[start]

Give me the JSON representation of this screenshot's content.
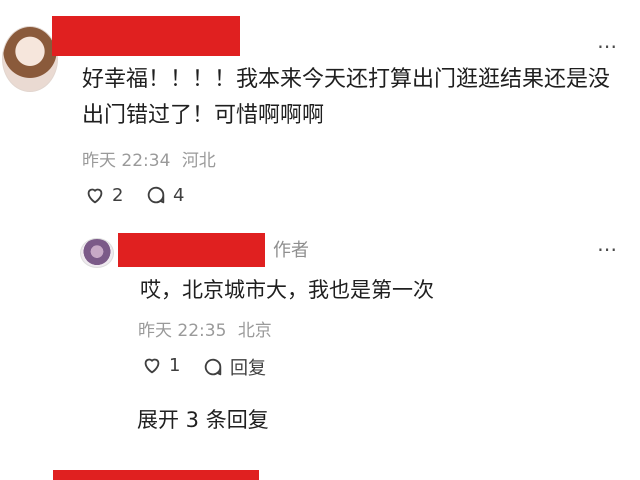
{
  "top_comment": {
    "text_line1": "好幸福！！！！我本来今天还打算出门逛逛结果还是没",
    "text_line2": "出门错过了！可惜啊啊啊",
    "time": "昨天 22:34",
    "location": "河北",
    "likes": "2",
    "replies": "4",
    "more_icon": "more-horizontal-icon",
    "like_icon": "heart-outline-icon",
    "comment_icon": "comment-bubble-icon"
  },
  "reply": {
    "author_tag": "作者",
    "text": "哎，北京城市大，我也是第一次",
    "time": "昨天 22:35",
    "location": "北京",
    "likes": "1",
    "reply_label": "回复",
    "more_icon": "more-horizontal-icon",
    "like_icon": "heart-outline-icon",
    "reply_icon": "reply-bubble-icon"
  },
  "expand": {
    "label": "展开 3 条回复"
  },
  "colors": {
    "redaction": "#e02020",
    "meta_text": "#9a9a9a",
    "body_text": "#1f1f1f"
  }
}
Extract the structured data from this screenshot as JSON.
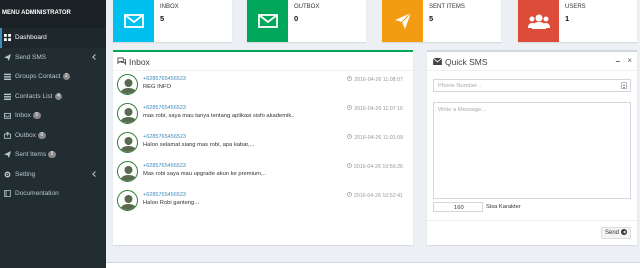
{
  "sidebar": {
    "header": "MENU ADMINISTRATOR",
    "items": [
      {
        "label": "Dashboard",
        "icon": "dashboard-icon"
      },
      {
        "label": "Send SMS",
        "icon": "send-icon"
      },
      {
        "label": "Groups Contact",
        "badge": "2",
        "icon": "list-icon"
      },
      {
        "label": "Contacts List",
        "badge": "4",
        "icon": "list-icon"
      },
      {
        "label": "Inbox",
        "badge": "5",
        "icon": "inbox-icon"
      },
      {
        "label": "Outbox",
        "badge": "0",
        "icon": "outbox-icon"
      },
      {
        "label": "Sent Items",
        "badge": "5",
        "icon": "sent-icon"
      },
      {
        "label": "Setting",
        "icon": "gear-icon"
      },
      {
        "label": "Documentation",
        "icon": "book-icon"
      }
    ]
  },
  "stats": [
    {
      "label": "INBOX",
      "count": "5",
      "color": "#00c0ef",
      "icon": "envelope-icon"
    },
    {
      "label": "OUTBOX",
      "count": "0",
      "color": "#00a65a",
      "icon": "envelope-icon"
    },
    {
      "label": "SENT ITEMS",
      "count": "5",
      "color": "#f39c12",
      "icon": "paper-plane-icon"
    },
    {
      "label": "USERS",
      "count": "1",
      "color": "#dd4b39",
      "icon": "users-icon"
    }
  ],
  "inbox": {
    "title": "Inbox",
    "messages": [
      {
        "from": "+6285765456523",
        "time": "2016-04-26 11:08:07",
        "body": "REG INFO"
      },
      {
        "from": "+6285765456523",
        "time": "2016-04-26 11:07:16",
        "body": "mas robi, saya mau tanya tentang aplikasi sisfo akademik.."
      },
      {
        "from": "+6285765456523",
        "time": "2016-04-26 11:01:09",
        "body": "Haloo selamat siang mas robi, apa kabar,..."
      },
      {
        "from": "+6285765456523",
        "time": "2016-04-26 10:56:26",
        "body": "Mas robi saya mau upgrade akun ke premium,.."
      },
      {
        "from": "+6285765456523",
        "time": "2016-04-26 10:52:41",
        "body": "Haloo Robi ganteng..."
      }
    ]
  },
  "quick_sms": {
    "title": "Quick SMS",
    "phone_placeholder": "Phone Number...",
    "message_placeholder": "Write a Message...",
    "char_count": "160",
    "char_label": "Sisa Karakter",
    "send_label": "Send"
  }
}
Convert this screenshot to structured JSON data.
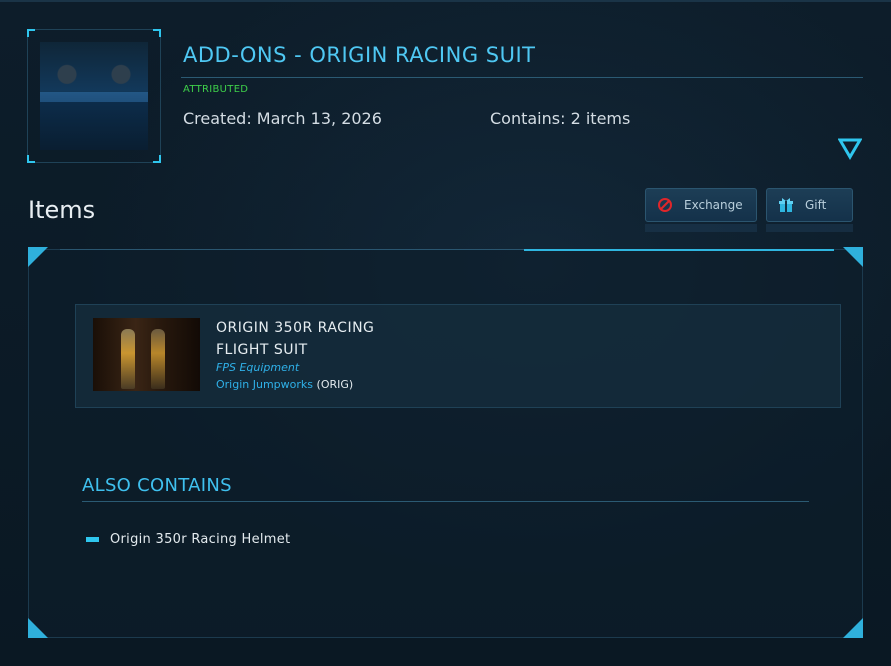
{
  "header": {
    "title": "ADD-ONS - ORIGIN RACING SUIT",
    "status_badge": "ATTRIBUTED",
    "created": "Created: March 13, 2026",
    "contains": "Contains: 2 items"
  },
  "items_section": {
    "heading": "Items",
    "actions": {
      "exchange_label": "Exchange",
      "gift_label": "Gift"
    }
  },
  "item_card": {
    "name_line1": "ORIGIN 350R RACING",
    "name_line2": "FLIGHT SUIT",
    "category": "FPS Equipment",
    "manufacturer": "Origin Jumpworks",
    "manufacturer_code": "ORIG"
  },
  "also_contains": {
    "heading": "ALSO CONTAINS",
    "items": [
      {
        "label": "Origin 350r Racing Helmet"
      }
    ]
  },
  "colors": {
    "accent": "#4fc8f3",
    "status_green": "#3ecf4a",
    "background": "#0b1a26"
  },
  "icons": {
    "expand": "triangle-down-icon",
    "exchange": "prohibited-icon",
    "gift": "gift-box-icon"
  }
}
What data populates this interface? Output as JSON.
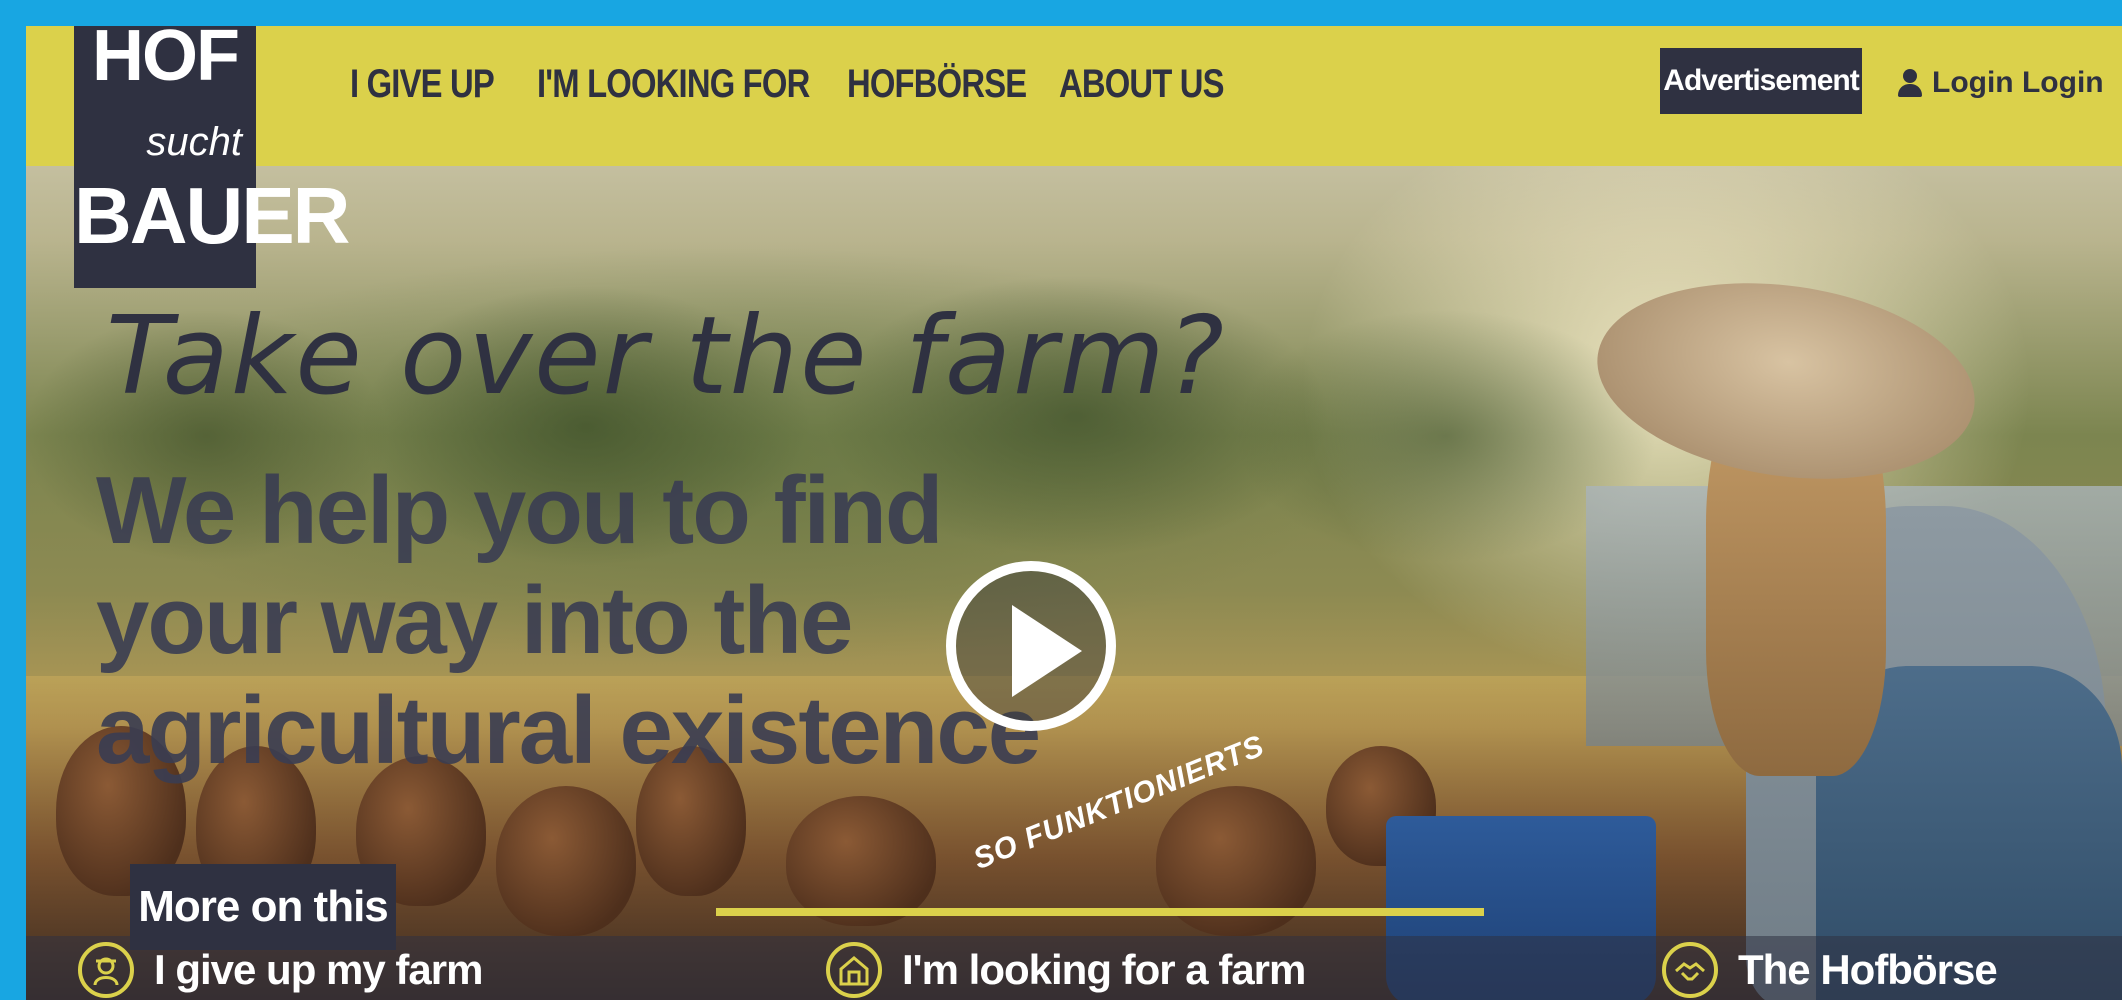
{
  "header": {
    "logo": {
      "line1": "HOF",
      "line2": "sucht",
      "line3": "BAUER"
    },
    "nav": [
      {
        "label": "I GIVE UP"
      },
      {
        "label": "I'M LOOKING FOR"
      },
      {
        "label": "HOFBÖRSE"
      },
      {
        "label": "ABOUT US"
      }
    ],
    "ad_label": "Advertisement",
    "login_label": "Login Login"
  },
  "hero": {
    "title": "Take over the farm?",
    "subtitle": "We help you to find your way into the agricultural existence",
    "video_label": "SO FUNKTIONIERTS"
  },
  "bottom": {
    "more_label": "More on this",
    "cards": [
      {
        "label": "I give up my farm",
        "icon": "farmer-icon"
      },
      {
        "label": "I'm looking for a farm",
        "icon": "barn-icon"
      },
      {
        "label": "The Hofbörse",
        "icon": "handshake-icon"
      }
    ]
  },
  "colors": {
    "accent": "#dbd14b",
    "dark": "#2f3141",
    "frame": "#18a6e2"
  }
}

[end]

** Exercise **
Images should not appear in the copy; retype the listing above exactly.

** Reply **
Give me the JSON representation of this screenshot's content.
{
  "top_comment": {
    "text_line1": "好幸福！！！！我本来今天还打算出门逛逛结果还是没",
    "text_line2": "出门错过了！可惜啊啊啊",
    "time": "昨天 22:34",
    "location": "河北",
    "likes": "2",
    "replies": "4",
    "more_icon": "more-horizontal-icon",
    "like_icon": "heart-outline-icon",
    "comment_icon": "comment-bubble-icon"
  },
  "reply": {
    "author_tag": "作者",
    "text": "哎，北京城市大，我也是第一次",
    "time": "昨天 22:35",
    "location": "北京",
    "likes": "1",
    "reply_label": "回复",
    "more_icon": "more-horizontal-icon",
    "like_icon": "heart-outline-icon",
    "reply_icon": "reply-bubble-icon"
  },
  "expand": {
    "label": "展开 3 条回复"
  },
  "colors": {
    "redaction": "#e02020",
    "meta_text": "#9a9a9a",
    "body_text": "#1f1f1f"
  }
}
Extract the structured data from this screenshot as JSON.
{
  "sidebar": {
    "header": "MENU ADMINISTRATOR",
    "items": [
      {
        "label": "Dashboard",
        "icon": "dashboard-icon"
      },
      {
        "label": "Send SMS",
        "icon": "send-icon"
      },
      {
        "label": "Groups Contact",
        "badge": "2",
        "icon": "list-icon"
      },
      {
        "label": "Contacts List",
        "badge": "4",
        "icon": "list-icon"
      },
      {
        "label": "Inbox",
        "badge": "5",
        "icon": "inbox-icon"
      },
      {
        "label": "Outbox",
        "badge": "0",
        "icon": "outbox-icon"
      },
      {
        "label": "Sent Items",
        "badge": "5",
        "icon": "sent-icon"
      },
      {
        "label": "Setting",
        "icon": "gear-icon"
      },
      {
        "label": "Documentation",
        "icon": "book-icon"
      }
    ]
  },
  "stats": [
    {
      "label": "INBOX",
      "count": "5",
      "color": "#00c0ef",
      "icon": "envelope-icon"
    },
    {
      "label": "OUTBOX",
      "count": "0",
      "color": "#00a65a",
      "icon": "envelope-icon"
    },
    {
      "label": "SENT ITEMS",
      "count": "5",
      "color": "#f39c12",
      "icon": "paper-plane-icon"
    },
    {
      "label": "USERS",
      "count": "1",
      "color": "#dd4b39",
      "icon": "users-icon"
    }
  ],
  "inbox": {
    "title": "Inbox",
    "messages": [
      {
        "from": "+6285765456523",
        "time": "2016-04-26 11:08:07",
        "body": "REG INFO"
      },
      {
        "from": "+6285765456523",
        "time": "2016-04-26 11:07:16",
        "body": "mas robi, saya mau tanya tentang aplikasi sisfo akademik.."
      },
      {
        "from": "+6285765456523",
        "time": "2016-04-26 11:01:09",
        "body": "Haloo selamat siang mas robi, apa kabar,..."
      },
      {
        "from": "+6285765456523",
        "time": "2016-04-26 10:56:26",
        "body": "Mas robi saya mau upgrade akun ke premium,.."
      },
      {
        "from": "+6285765456523",
        "time": "2016-04-26 10:52:41",
        "body": "Haloo Robi ganteng..."
      }
    ]
  },
  "quick_sms": {
    "title": "Quick SMS",
    "phone_placeholder": "Phone Number...",
    "message_placeholder": "Write a Message...",
    "char_count": "160",
    "char_label": "Sisa Karakter",
    "send_label": "Send"
  }
}
Convert this screenshot to structured JSON data.
{
  "header": {
    "title": "ADD-ONS - ORIGIN RACING SUIT",
    "status_badge": "ATTRIBUTED",
    "created": "Created: March 13, 2026",
    "contains": "Contains: 2 items"
  },
  "items_section": {
    "heading": "Items",
    "actions": {
      "exchange_label": "Exchange",
      "gift_label": "Gift"
    }
  },
  "item_card": {
    "name_line1": "ORIGIN 350R RACING",
    "name_line2": "FLIGHT SUIT",
    "category": "FPS Equipment",
    "manufacturer": "Origin Jumpworks",
    "manufacturer_code": "ORIG"
  },
  "also_contains": {
    "heading": "ALSO CONTAINS",
    "items": [
      {
        "label": "Origin 350r Racing Helmet"
      }
    ]
  },
  "colors": {
    "accent": "#4fc8f3",
    "status_green": "#3ecf4a",
    "background": "#0b1a26"
  },
  "icons": {
    "expand": "triangle-down-icon",
    "exchange": "prohibited-icon",
    "gift": "gift-box-icon"
  }
}
What data populates this interface? Output as JSON.
{
  "header": {
    "logo": {
      "line1": "HOF",
      "line2": "sucht",
      "line3": "BAUER"
    },
    "nav": [
      {
        "label": "I GIVE UP"
      },
      {
        "label": "I'M LOOKING FOR"
      },
      {
        "label": "HOFBÖRSE"
      },
      {
        "label": "ABOUT US"
      }
    ],
    "ad_label": "Advertisement",
    "login_label": "Login Login"
  },
  "hero": {
    "title": "Take over the farm?",
    "subtitle": "We help you to find your way into the agricultural existence",
    "video_label": "SO FUNKTIONIERTS"
  },
  "bottom": {
    "more_label": "More on this",
    "cards": [
      {
        "label": "I give up my farm",
        "icon": "farmer-icon"
      },
      {
        "label": "I'm looking for a farm",
        "icon": "barn-icon"
      },
      {
        "label": "The Hofbörse",
        "icon": "handshake-icon"
      }
    ]
  },
  "colors": {
    "accent": "#dbd14b",
    "dark": "#2f3141",
    "frame": "#18a6e2"
  }
}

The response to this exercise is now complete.